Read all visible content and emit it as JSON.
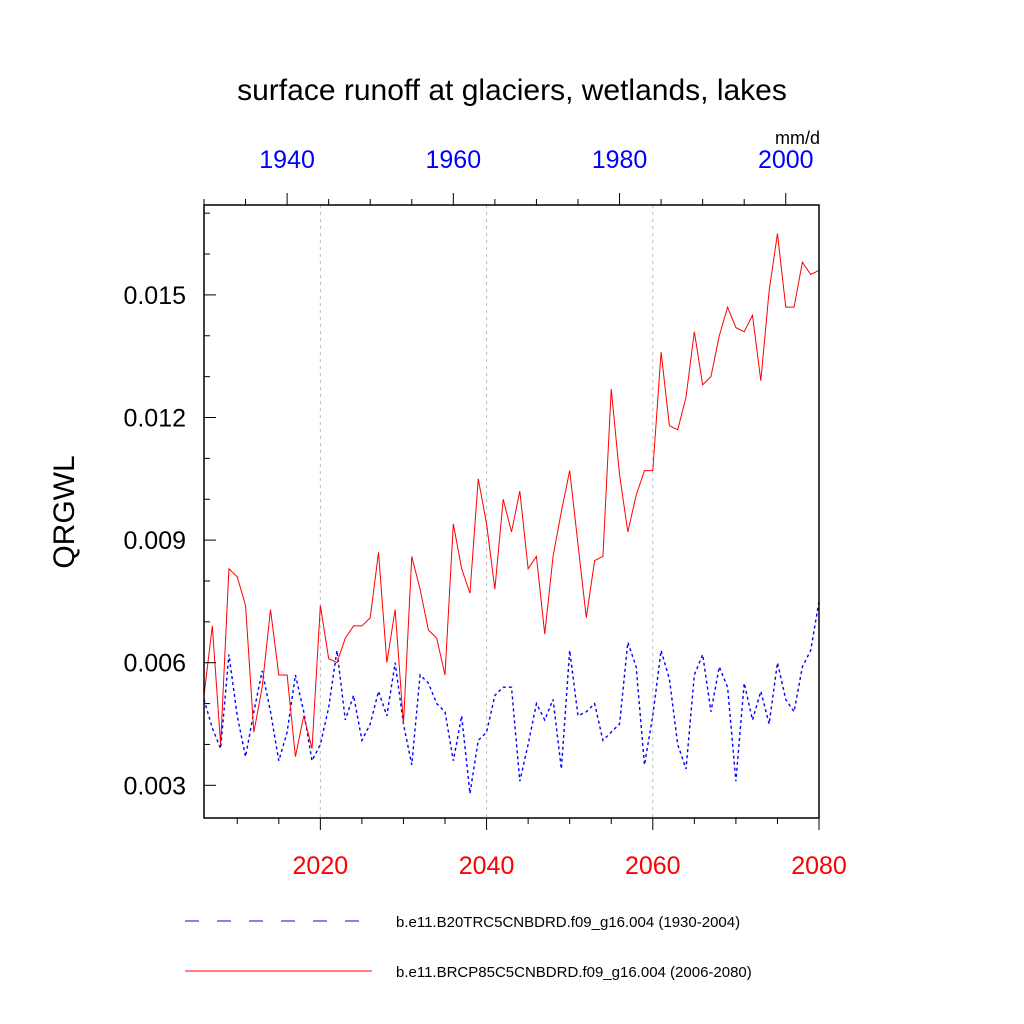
{
  "chart_data": {
    "type": "line",
    "title": "surface runoff at glaciers, wetlands, lakes",
    "ylabel": "QRGWL",
    "units": "mm/d",
    "ylim": [
      0.0022,
      0.0172
    ],
    "yticks": [
      0.003,
      0.006,
      0.009,
      0.012,
      0.015
    ],
    "ytick_labels": [
      "0.003",
      "0.006",
      "0.009",
      "0.012",
      "0.015"
    ],
    "grid": "vertical dashed at labeled bottom-axis years",
    "bottom_axis": {
      "xlim": [
        2006,
        2080
      ],
      "ticks": [
        2020,
        2040,
        2060,
        2080
      ],
      "tick_labels": [
        "2020",
        "2040",
        "2060",
        "2080"
      ],
      "color": "#ff0000"
    },
    "top_axis": {
      "xlim": [
        1930,
        2004
      ],
      "ticks": [
        1940,
        1960,
        1980,
        2000
      ],
      "tick_labels": [
        "1940",
        "1960",
        "1980",
        "2000"
      ],
      "color": "#0000ff"
    },
    "series": [
      {
        "name": "b.e11.B20TRC5CNBDRD.f09_g16.004 (1930-2004)",
        "axis": "top",
        "color": "#0000ff",
        "dash": "dashed",
        "x_start": 1930,
        "values": [
          0.0051,
          0.0044,
          0.0039,
          0.0062,
          0.0047,
          0.0037,
          0.0048,
          0.0058,
          0.0048,
          0.0036,
          0.0043,
          0.0057,
          0.0048,
          0.0036,
          0.004,
          0.0049,
          0.0063,
          0.0046,
          0.0052,
          0.0041,
          0.0045,
          0.0053,
          0.0047,
          0.006,
          0.0045,
          0.0035,
          0.0057,
          0.0055,
          0.005,
          0.0048,
          0.0036,
          0.0047,
          0.0028,
          0.0041,
          0.0043,
          0.0052,
          0.0054,
          0.0054,
          0.0031,
          0.004,
          0.005,
          0.0046,
          0.0051,
          0.0034,
          0.0063,
          0.0047,
          0.0048,
          0.005,
          0.0041,
          0.0043,
          0.0045,
          0.0065,
          0.0059,
          0.0035,
          0.0047,
          0.0063,
          0.0056,
          0.004,
          0.0034,
          0.0057,
          0.0062,
          0.0048,
          0.0059,
          0.0054,
          0.0031,
          0.0055,
          0.0046,
          0.0053,
          0.0045,
          0.006,
          0.0051,
          0.0048,
          0.0059,
          0.0063,
          0.0075
        ]
      },
      {
        "name": "b.e11.BRCP85C5CNBDRD.f09_g16.004 (2006-2080)",
        "axis": "bottom",
        "color": "#ff0000",
        "dash": "solid",
        "x_start": 2006,
        "values": [
          0.0052,
          0.0069,
          0.004,
          0.0083,
          0.0081,
          0.0074,
          0.0043,
          0.0054,
          0.0073,
          0.0057,
          0.0057,
          0.0037,
          0.0047,
          0.0039,
          0.0074,
          0.0061,
          0.006,
          0.0066,
          0.0069,
          0.0069,
          0.0071,
          0.0087,
          0.006,
          0.0073,
          0.0045,
          0.0086,
          0.0078,
          0.0068,
          0.0066,
          0.0057,
          0.0094,
          0.0083,
          0.0077,
          0.0105,
          0.0094,
          0.0078,
          0.01,
          0.0092,
          0.0102,
          0.0083,
          0.0086,
          0.0067,
          0.0086,
          0.0097,
          0.0107,
          0.0089,
          0.0071,
          0.0085,
          0.0086,
          0.0127,
          0.0106,
          0.0092,
          0.0101,
          0.0107,
          0.0107,
          0.0136,
          0.0118,
          0.0117,
          0.0125,
          0.0141,
          0.0128,
          0.013,
          0.014,
          0.0147,
          0.0142,
          0.0141,
          0.0145,
          0.0129,
          0.0151,
          0.0165,
          0.0147,
          0.0147,
          0.0158,
          0.0155,
          0.0156
        ]
      }
    ]
  }
}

▸ What is required
Restate the full listing verbatim and drop every picture.

▸ Full response
Read all visible content and emit it as JSON.
{
  "chart_data": {
    "type": "line",
    "title": "surface runoff at glaciers, wetlands, lakes",
    "ylabel": "QRGWL",
    "units": "mm/d",
    "ylim": [
      0.0022,
      0.0172
    ],
    "yticks": [
      0.003,
      0.006,
      0.009,
      0.012,
      0.015
    ],
    "ytick_labels": [
      "0.003",
      "0.006",
      "0.009",
      "0.012",
      "0.015"
    ],
    "grid": "vertical dashed at labeled bottom-axis years",
    "bottom_axis": {
      "xlim": [
        2006,
        2080
      ],
      "ticks": [
        2020,
        2040,
        2060,
        2080
      ],
      "tick_labels": [
        "2020",
        "2040",
        "2060",
        "2080"
      ],
      "color": "#ff0000"
    },
    "top_axis": {
      "xlim": [
        1930,
        2004
      ],
      "ticks": [
        1940,
        1960,
        1980,
        2000
      ],
      "tick_labels": [
        "1940",
        "1960",
        "1980",
        "2000"
      ],
      "color": "#0000ff"
    },
    "series": [
      {
        "name": "b.e11.B20TRC5CNBDRD.f09_g16.004 (1930-2004)",
        "axis": "top",
        "color": "#0000ff",
        "dash": "dashed",
        "x_start": 1930,
        "values": [
          0.0051,
          0.0044,
          0.0039,
          0.0062,
          0.0047,
          0.0037,
          0.0048,
          0.0058,
          0.0048,
          0.0036,
          0.0043,
          0.0057,
          0.0048,
          0.0036,
          0.004,
          0.0049,
          0.0063,
          0.0046,
          0.0052,
          0.0041,
          0.0045,
          0.0053,
          0.0047,
          0.006,
          0.0045,
          0.0035,
          0.0057,
          0.0055,
          0.005,
          0.0048,
          0.0036,
          0.0047,
          0.0028,
          0.0041,
          0.0043,
          0.0052,
          0.0054,
          0.0054,
          0.0031,
          0.004,
          0.005,
          0.0046,
          0.0051,
          0.0034,
          0.0063,
          0.0047,
          0.0048,
          0.005,
          0.0041,
          0.0043,
          0.0045,
          0.0065,
          0.0059,
          0.0035,
          0.0047,
          0.0063,
          0.0056,
          0.004,
          0.0034,
          0.0057,
          0.0062,
          0.0048,
          0.0059,
          0.0054,
          0.0031,
          0.0055,
          0.0046,
          0.0053,
          0.0045,
          0.006,
          0.0051,
          0.0048,
          0.0059,
          0.0063,
          0.0075
        ]
      },
      {
        "name": "b.e11.BRCP85C5CNBDRD.f09_g16.004 (2006-2080)",
        "axis": "bottom",
        "color": "#ff0000",
        "dash": "solid",
        "x_start": 2006,
        "values": [
          0.0052,
          0.0069,
          0.004,
          0.0083,
          0.0081,
          0.0074,
          0.0043,
          0.0054,
          0.0073,
          0.0057,
          0.0057,
          0.0037,
          0.0047,
          0.0039,
          0.0074,
          0.0061,
          0.006,
          0.0066,
          0.0069,
          0.0069,
          0.0071,
          0.0087,
          0.006,
          0.0073,
          0.0045,
          0.0086,
          0.0078,
          0.0068,
          0.0066,
          0.0057,
          0.0094,
          0.0083,
          0.0077,
          0.0105,
          0.0094,
          0.0078,
          0.01,
          0.0092,
          0.0102,
          0.0083,
          0.0086,
          0.0067,
          0.0086,
          0.0097,
          0.0107,
          0.0089,
          0.0071,
          0.0085,
          0.0086,
          0.0127,
          0.0106,
          0.0092,
          0.0101,
          0.0107,
          0.0107,
          0.0136,
          0.0118,
          0.0117,
          0.0125,
          0.0141,
          0.0128,
          0.013,
          0.014,
          0.0147,
          0.0142,
          0.0141,
          0.0145,
          0.0129,
          0.0151,
          0.0165,
          0.0147,
          0.0147,
          0.0158,
          0.0155,
          0.0156
        ]
      }
    ]
  }
}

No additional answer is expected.